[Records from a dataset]
________________________

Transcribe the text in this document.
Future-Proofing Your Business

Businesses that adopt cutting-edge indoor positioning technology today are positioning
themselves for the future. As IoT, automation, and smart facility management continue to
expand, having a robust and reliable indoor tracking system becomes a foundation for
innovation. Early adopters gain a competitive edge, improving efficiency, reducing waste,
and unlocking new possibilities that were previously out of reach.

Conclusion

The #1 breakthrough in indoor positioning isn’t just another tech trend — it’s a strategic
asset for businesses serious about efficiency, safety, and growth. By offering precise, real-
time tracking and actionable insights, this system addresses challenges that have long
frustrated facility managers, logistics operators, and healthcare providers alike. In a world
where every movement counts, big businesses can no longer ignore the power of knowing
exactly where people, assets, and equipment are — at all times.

________________________

__OBJECTIVE__. Check every line of the entries above for the word "that" and report how many lines contain it, giving the number only.

__SOLUTION TO THIS EXERCISE__. 3